Objective: Copy out the entries below precisely; nothing is to be omitted.

** START OF Materials provided **

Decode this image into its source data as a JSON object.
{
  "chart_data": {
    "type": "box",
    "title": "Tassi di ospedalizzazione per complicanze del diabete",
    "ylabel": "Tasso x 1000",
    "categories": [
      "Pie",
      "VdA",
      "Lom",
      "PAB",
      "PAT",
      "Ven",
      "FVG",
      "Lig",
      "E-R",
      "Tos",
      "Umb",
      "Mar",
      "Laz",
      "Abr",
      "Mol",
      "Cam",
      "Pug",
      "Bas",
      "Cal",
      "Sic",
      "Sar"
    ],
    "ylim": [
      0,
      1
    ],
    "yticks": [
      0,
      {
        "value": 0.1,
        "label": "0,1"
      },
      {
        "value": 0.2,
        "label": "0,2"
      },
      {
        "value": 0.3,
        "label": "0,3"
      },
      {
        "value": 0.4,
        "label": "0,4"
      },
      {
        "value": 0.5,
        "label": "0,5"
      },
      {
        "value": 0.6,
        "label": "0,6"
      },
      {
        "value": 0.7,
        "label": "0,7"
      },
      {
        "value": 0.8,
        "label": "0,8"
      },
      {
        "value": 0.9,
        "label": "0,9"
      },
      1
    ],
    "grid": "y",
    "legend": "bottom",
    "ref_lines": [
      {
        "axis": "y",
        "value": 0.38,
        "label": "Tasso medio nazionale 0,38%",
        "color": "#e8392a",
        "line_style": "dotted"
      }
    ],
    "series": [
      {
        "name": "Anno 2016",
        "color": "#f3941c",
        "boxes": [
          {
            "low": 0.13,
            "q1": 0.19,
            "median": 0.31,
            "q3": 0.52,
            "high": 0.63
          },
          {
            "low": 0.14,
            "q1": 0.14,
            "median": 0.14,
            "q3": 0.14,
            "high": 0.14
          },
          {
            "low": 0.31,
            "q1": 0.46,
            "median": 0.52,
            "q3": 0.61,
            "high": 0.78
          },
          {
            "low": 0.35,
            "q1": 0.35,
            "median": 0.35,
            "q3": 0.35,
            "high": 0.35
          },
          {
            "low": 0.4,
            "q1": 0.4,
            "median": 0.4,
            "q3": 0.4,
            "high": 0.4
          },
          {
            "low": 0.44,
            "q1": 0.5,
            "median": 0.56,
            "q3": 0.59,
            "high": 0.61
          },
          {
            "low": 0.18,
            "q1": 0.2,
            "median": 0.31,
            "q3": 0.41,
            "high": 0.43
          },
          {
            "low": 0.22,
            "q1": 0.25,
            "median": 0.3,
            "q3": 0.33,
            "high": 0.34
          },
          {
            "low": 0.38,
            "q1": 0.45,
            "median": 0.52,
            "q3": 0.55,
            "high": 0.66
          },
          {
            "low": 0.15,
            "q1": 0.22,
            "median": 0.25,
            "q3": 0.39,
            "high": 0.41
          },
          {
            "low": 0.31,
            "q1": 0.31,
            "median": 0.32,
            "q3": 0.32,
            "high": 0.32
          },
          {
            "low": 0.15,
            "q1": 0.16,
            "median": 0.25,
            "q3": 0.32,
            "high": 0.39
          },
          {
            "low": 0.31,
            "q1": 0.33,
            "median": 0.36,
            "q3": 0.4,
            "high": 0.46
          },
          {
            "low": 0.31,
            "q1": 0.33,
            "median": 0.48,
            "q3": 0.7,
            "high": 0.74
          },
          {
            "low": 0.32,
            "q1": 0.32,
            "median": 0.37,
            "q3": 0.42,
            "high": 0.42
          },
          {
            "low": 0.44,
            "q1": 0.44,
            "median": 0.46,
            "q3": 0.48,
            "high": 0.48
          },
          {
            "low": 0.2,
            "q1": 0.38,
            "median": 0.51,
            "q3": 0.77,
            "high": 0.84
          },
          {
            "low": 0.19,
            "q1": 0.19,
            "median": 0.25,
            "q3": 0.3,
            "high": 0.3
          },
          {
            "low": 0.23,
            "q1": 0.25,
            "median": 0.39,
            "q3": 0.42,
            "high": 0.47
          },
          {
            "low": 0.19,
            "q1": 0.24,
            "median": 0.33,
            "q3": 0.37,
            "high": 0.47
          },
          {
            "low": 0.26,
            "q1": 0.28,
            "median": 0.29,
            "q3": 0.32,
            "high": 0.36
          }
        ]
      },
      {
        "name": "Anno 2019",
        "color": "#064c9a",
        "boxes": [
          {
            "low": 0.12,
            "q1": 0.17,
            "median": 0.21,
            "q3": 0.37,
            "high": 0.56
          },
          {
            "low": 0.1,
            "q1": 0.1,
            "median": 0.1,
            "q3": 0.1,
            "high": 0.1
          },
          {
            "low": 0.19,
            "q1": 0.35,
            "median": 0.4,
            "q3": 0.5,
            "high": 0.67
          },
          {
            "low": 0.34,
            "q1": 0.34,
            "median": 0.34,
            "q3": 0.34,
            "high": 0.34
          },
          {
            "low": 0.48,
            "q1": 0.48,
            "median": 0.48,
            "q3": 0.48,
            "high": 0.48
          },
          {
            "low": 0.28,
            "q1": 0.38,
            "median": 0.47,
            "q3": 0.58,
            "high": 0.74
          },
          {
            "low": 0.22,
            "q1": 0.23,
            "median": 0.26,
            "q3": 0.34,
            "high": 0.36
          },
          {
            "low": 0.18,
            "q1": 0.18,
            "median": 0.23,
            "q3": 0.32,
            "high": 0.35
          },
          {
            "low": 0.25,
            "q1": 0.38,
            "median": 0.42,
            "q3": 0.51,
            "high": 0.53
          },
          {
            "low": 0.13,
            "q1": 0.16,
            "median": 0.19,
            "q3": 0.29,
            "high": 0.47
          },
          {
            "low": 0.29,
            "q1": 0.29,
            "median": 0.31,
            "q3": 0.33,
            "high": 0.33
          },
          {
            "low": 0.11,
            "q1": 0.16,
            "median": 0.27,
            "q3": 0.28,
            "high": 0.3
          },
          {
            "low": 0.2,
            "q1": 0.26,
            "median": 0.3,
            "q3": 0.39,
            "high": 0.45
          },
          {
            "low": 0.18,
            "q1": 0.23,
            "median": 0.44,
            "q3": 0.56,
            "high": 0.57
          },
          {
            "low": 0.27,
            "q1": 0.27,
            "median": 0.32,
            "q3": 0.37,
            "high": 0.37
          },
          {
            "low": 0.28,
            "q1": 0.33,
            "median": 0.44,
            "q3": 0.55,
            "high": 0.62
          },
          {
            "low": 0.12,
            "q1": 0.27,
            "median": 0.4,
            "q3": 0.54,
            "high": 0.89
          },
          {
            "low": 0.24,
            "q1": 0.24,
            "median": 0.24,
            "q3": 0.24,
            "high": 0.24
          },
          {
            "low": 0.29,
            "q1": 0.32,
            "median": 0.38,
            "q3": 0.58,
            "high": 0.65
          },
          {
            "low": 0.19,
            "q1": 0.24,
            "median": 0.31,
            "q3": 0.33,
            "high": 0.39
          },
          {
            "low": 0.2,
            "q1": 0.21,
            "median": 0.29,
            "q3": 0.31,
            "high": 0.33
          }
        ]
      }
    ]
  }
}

** END OF Materials provided **

Written response:
Decode this image into its source data as a JSON object.
{
  "chart_data": {
    "type": "box",
    "title": "Tassi di ospedalizzazione per complicanze del diabete",
    "ylabel": "Tasso x 1000",
    "categories": [
      "Pie",
      "VdA",
      "Lom",
      "PAB",
      "PAT",
      "Ven",
      "FVG",
      "Lig",
      "E-R",
      "Tos",
      "Umb",
      "Mar",
      "Laz",
      "Abr",
      "Mol",
      "Cam",
      "Pug",
      "Bas",
      "Cal",
      "Sic",
      "Sar"
    ],
    "ylim": [
      0,
      1
    ],
    "yticks": [
      0,
      {
        "value": 0.1,
        "label": "0,1"
      },
      {
        "value": 0.2,
        "label": "0,2"
      },
      {
        "value": 0.3,
        "label": "0,3"
      },
      {
        "value": 0.4,
        "label": "0,4"
      },
      {
        "value": 0.5,
        "label": "0,5"
      },
      {
        "value": 0.6,
        "label": "0,6"
      },
      {
        "value": 0.7,
        "label": "0,7"
      },
      {
        "value": 0.8,
        "label": "0,8"
      },
      {
        "value": 0.9,
        "label": "0,9"
      },
      1
    ],
    "grid": "y",
    "legend": "bottom",
    "ref_lines": [
      {
        "axis": "y",
        "value": 0.38,
        "label": "Tasso medio nazionale 0,38%",
        "color": "#e8392a",
        "line_style": "dotted"
      }
    ],
    "series": [
      {
        "name": "Anno 2016",
        "color": "#f3941c",
        "boxes": [
          {
            "low": 0.13,
            "q1": 0.19,
            "median": 0.31,
            "q3": 0.52,
            "high": 0.63
          },
          {
            "low": 0.14,
            "q1": 0.14,
            "median": 0.14,
            "q3": 0.14,
            "high": 0.14
          },
          {
            "low": 0.31,
            "q1": 0.46,
            "median": 0.52,
            "q3": 0.61,
            "high": 0.78
          },
          {
            "low": 0.35,
            "q1": 0.35,
            "median": 0.35,
            "q3": 0.35,
            "high": 0.35
          },
          {
            "low": 0.4,
            "q1": 0.4,
            "median": 0.4,
            "q3": 0.4,
            "high": 0.4
          },
          {
            "low": 0.44,
            "q1": 0.5,
            "median": 0.56,
            "q3": 0.59,
            "high": 0.61
          },
          {
            "low": 0.18,
            "q1": 0.2,
            "median": 0.31,
            "q3": 0.41,
            "high": 0.43
          },
          {
            "low": 0.22,
            "q1": 0.25,
            "median": 0.3,
            "q3": 0.33,
            "high": 0.34
          },
          {
            "low": 0.38,
            "q1": 0.45,
            "median": 0.52,
            "q3": 0.55,
            "high": 0.66
          },
          {
            "low": 0.15,
            "q1": 0.22,
            "median": 0.25,
            "q3": 0.39,
            "high": 0.41
          },
          {
            "low": 0.31,
            "q1": 0.31,
            "median": 0.32,
            "q3": 0.32,
            "high": 0.32
          },
          {
            "low": 0.15,
            "q1": 0.16,
            "median": 0.25,
            "q3": 0.32,
            "high": 0.39
          },
          {
            "low": 0.31,
            "q1": 0.33,
            "median": 0.36,
            "q3": 0.4,
            "high": 0.46
          },
          {
            "low": 0.31,
            "q1": 0.33,
            "median": 0.48,
            "q3": 0.7,
            "high": 0.74
          },
          {
            "low": 0.32,
            "q1": 0.32,
            "median": 0.37,
            "q3": 0.42,
            "high": 0.42
          },
          {
            "low": 0.44,
            "q1": 0.44,
            "median": 0.46,
            "q3": 0.48,
            "high": 0.48
          },
          {
            "low": 0.2,
            "q1": 0.38,
            "median": 0.51,
            "q3": 0.77,
            "high": 0.84
          },
          {
            "low": 0.19,
            "q1": 0.19,
            "median": 0.25,
            "q3": 0.3,
            "high": 0.3
          },
          {
            "low": 0.23,
            "q1": 0.25,
            "median": 0.39,
            "q3": 0.42,
            "high": 0.47
          },
          {
            "low": 0.19,
            "q1": 0.24,
            "median": 0.33,
            "q3": 0.37,
            "high": 0.47
          },
          {
            "low": 0.26,
            "q1": 0.28,
            "median": 0.29,
            "q3": 0.32,
            "high": 0.36
          }
        ]
      },
      {
        "name": "Anno 2019",
        "color": "#064c9a",
        "boxes": [
          {
            "low": 0.12,
            "q1": 0.17,
            "median": 0.21,
            "q3": 0.37,
            "high": 0.56
          },
          {
            "low": 0.1,
            "q1": 0.1,
            "median": 0.1,
            "q3": 0.1,
            "high": 0.1
          },
          {
            "low": 0.19,
            "q1": 0.35,
            "median": 0.4,
            "q3": 0.5,
            "high": 0.67
          },
          {
            "low": 0.34,
            "q1": 0.34,
            "median": 0.34,
            "q3": 0.34,
            "high": 0.34
          },
          {
            "low": 0.48,
            "q1": 0.48,
            "median": 0.48,
            "q3": 0.48,
            "high": 0.48
          },
          {
            "low": 0.28,
            "q1": 0.38,
            "median": 0.47,
            "q3": 0.58,
            "high": 0.74
          },
          {
            "low": 0.22,
            "q1": 0.23,
            "median": 0.26,
            "q3": 0.34,
            "high": 0.36
          },
          {
            "low": 0.18,
            "q1": 0.18,
            "median": 0.23,
            "q3": 0.32,
            "high": 0.35
          },
          {
            "low": 0.25,
            "q1": 0.38,
            "median": 0.42,
            "q3": 0.51,
            "high": 0.53
          },
          {
            "low": 0.13,
            "q1": 0.16,
            "median": 0.19,
            "q3": 0.29,
            "high": 0.47
          },
          {
            "low": 0.29,
            "q1": 0.29,
            "median": 0.31,
            "q3": 0.33,
            "high": 0.33
          },
          {
            "low": 0.11,
            "q1": 0.16,
            "median": 0.27,
            "q3": 0.28,
            "high": 0.3
          },
          {
            "low": 0.2,
            "q1": 0.26,
            "median": 0.3,
            "q3": 0.39,
            "high": 0.45
          },
          {
            "low": 0.18,
            "q1": 0.23,
            "median": 0.44,
            "q3": 0.56,
            "high": 0.57
          },
          {
            "low": 0.27,
            "q1": 0.27,
            "median": 0.32,
            "q3": 0.37,
            "high": 0.37
          },
          {
            "low": 0.28,
            "q1": 0.33,
            "median": 0.44,
            "q3": 0.55,
            "high": 0.62
          },
          {
            "low": 0.12,
            "q1": 0.27,
            "median": 0.4,
            "q3": 0.54,
            "high": 0.89
          },
          {
            "low": 0.24,
            "q1": 0.24,
            "median": 0.24,
            "q3": 0.24,
            "high": 0.24
          },
          {
            "low": 0.29,
            "q1": 0.32,
            "median": 0.38,
            "q3": 0.58,
            "high": 0.65
          },
          {
            "low": 0.19,
            "q1": 0.24,
            "median": 0.31,
            "q3": 0.33,
            "high": 0.39
          },
          {
            "low": 0.2,
            "q1": 0.21,
            "median": 0.29,
            "q3": 0.31,
            "high": 0.33
          }
        ]
      }
    ]
  }
}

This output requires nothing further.